[Material to process]
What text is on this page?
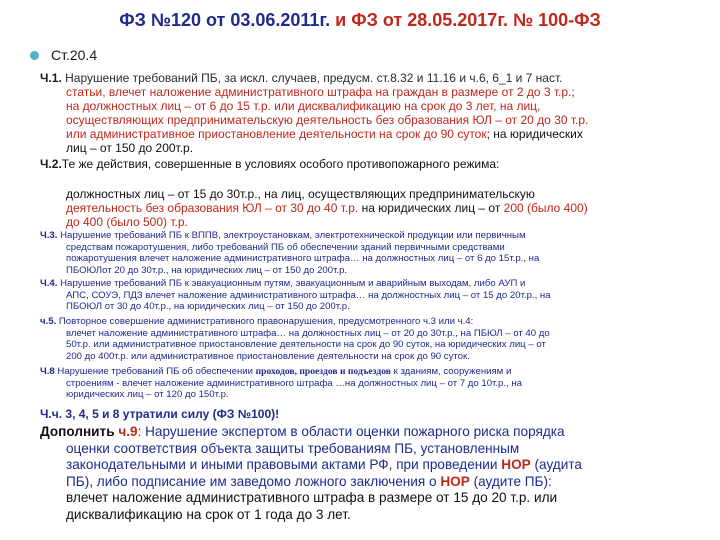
ФЗ №120 от 03.06.2011г. и ФЗ от 28.05.2017г. № 100-ФЗ
Ст.20.4
Ч.1. Нарушение требований ПБ, за искл. случаев, предусм. ст.8.32 и 11.16 и ч.6, 6_1 и 7 наст.
статьи, влечет наложение административного штрафа на граждан в размере от 2 до 3 т.р.;
на должностных лиц – от 6 до 15 т.р. или дисквалификацию на срок до 3 лет, на лиц,
осуществляющих предпринимательскую деятельность без образования ЮЛ – от 20 до 30 т.р.
или административное приостановление деятельности на срок до 90 суток; на юридических
лиц – от 150 до 200т.р.
Ч.2.Те же действия, совершенные в условиях особого противопожарного режима:
должностных лиц – от 15 до 30т.р., на лиц, осуществляющих предпринимательскую
деятельность без образования ЮЛ – от 30 до 40 т.р. на юридических лиц – от 200 (было 400)
до 400 (было 500) т.р.
Ч.3. Нарушение требований ПБ к ВППВ, электроустановкам, электротехнической продукции или первичным
средствам пожаротушения, либо требований ПБ об обеспечении зданий первичными средствами
пожаротушения влечет наложение административного штрафа… на должностных лиц – от 6 до 15т.р., на
ПБОЮЛот 20 до 30т.р., на юридических лиц – от 150 до 200т.р.
Ч.4. Нарушение требований ПБ к эвакуационным путям, эвакуационным и аварийным выходам, либо АУП и
АПС, СОУЭ, ПДЗ влечет наложение административного штрафа… на должностных лиц – от 15 до 20т.р., на
ПБОЮЛ от 30 до 40т.р., на юридических лиц – от 150 до 200т.р.
ч.5. Повторное совершение административного правонарушения, предусмотренного ч.3 или ч.4:
влечет наложение административного штрафа… на должностных лиц – от 20 до 30т.р., на ПБЮЛ – от 40 до
50т.р. или административное приостановление деятельности на срок до 90 суток, на юридических лиц – от
200 до 400т.р. или административное приостановление деятельности на срок до 90 суток.
Ч.8 Нарушение требований ПБ об обеспечении проходов, проездов и подъездов к зданиям, сооружениям и
строениям - влечет наложение административного штрафа …на должностных лиц – от 7 до 10т.р., на
юридических лиц – от 120 до 150т.р.
Ч.ч. 3, 4, 5 и 8 утратили силу (ФЗ №100)!
Дополнить ч.9: Нарушение экспертом в области оценки пожарного риска порядка
оценки соответствия объекта защиты требованиям ПБ, установленным
законодательными и иными правовыми актами РФ, при проведении НОР (аудита
ПБ), либо подписание им заведомо ложного заключения о НОР (аудите ПБ):
влечет наложение административного штрафа в размере от 15 до 20 т.р. или
дисквалификацию на срок от 1 года до 3 лет.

[Prompt]
Transcribe the listing above verbatim. Omit the pictures.

[Complete response]
What text is on this page?
ФЗ №120 от 03.06.2011г. и ФЗ от 28.05.2017г. № 100-ФЗ
Ст.20.4
Ч.1. Нарушение требований ПБ, за искл. случаев, предусм. ст.8.32 и 11.16 и ч.6, 6_1 и 7 наст.
статьи, влечет наложение административного штрафа на граждан в размере от 2 до 3 т.р.;
на должностных лиц – от 6 до 15 т.р. или дисквалификацию на срок до 3 лет, на лиц,
осуществляющих предпринимательскую деятельность без образования ЮЛ – от 20 до 30 т.р.
или административное приостановление деятельности на срок до 90 суток; на юридических
лиц – от 150 до 200т.р.
Ч.2.Те же действия, совершенные в условиях особого противопожарного режима:
должностных лиц – от 15 до 30т.р., на лиц, осуществляющих предпринимательскую
деятельность без образования ЮЛ – от 30 до 40 т.р. на юридических лиц – от 200 (было 400)
до 400 (было 500) т.р.
Ч.3. Нарушение требований ПБ к ВППВ, электроустановкам, электротехнической продукции или первичным
средствам пожаротушения, либо требований ПБ об обеспечении зданий первичными средствами
пожаротушения влечет наложение административного штрафа… на должностных лиц – от 6 до 15т.р., на
ПБОЮЛот 20 до 30т.р., на юридических лиц – от 150 до 200т.р.
Ч.4. Нарушение требований ПБ к эвакуационным путям, эвакуационным и аварийным выходам, либо АУП и
АПС, СОУЭ, ПДЗ влечет наложение административного штрафа… на должностных лиц – от 15 до 20т.р., на
ПБОЮЛ от 30 до 40т.р., на юридических лиц – от 150 до 200т.р.
ч.5. Повторное совершение административного правонарушения, предусмотренного ч.3 или ч.4:
влечет наложение административного штрафа… на должностных лиц – от 20 до 30т.р., на ПБЮЛ – от 40 до
50т.р. или административное приостановление деятельности на срок до 90 суток, на юридических лиц – от
200 до 400т.р. или административное приостановление деятельности на срок до 90 суток.
Ч.8 Нарушение требований ПБ об обеспечении проходов, проездов и подъездов к зданиям, сооружениям и
строениям - влечет наложение административного штрафа …на должностных лиц – от 7 до 10т.р., на
юридических лиц – от 120 до 150т.р.
Ч.ч. 3, 4, 5 и 8 утратили силу (ФЗ №100)!
Дополнить ч.9: Нарушение экспертом в области оценки пожарного риска порядка
оценки соответствия объекта защиты требованиям ПБ, установленным
законодательными и иными правовыми актами РФ, при проведении НОР (аудита
ПБ), либо подписание им заведомо ложного заключения о НОР (аудите ПБ):
влечет наложение административного штрафа в размере от 15 до 20 т.р. или
дисквалификацию на срок от 1 года до 3 лет.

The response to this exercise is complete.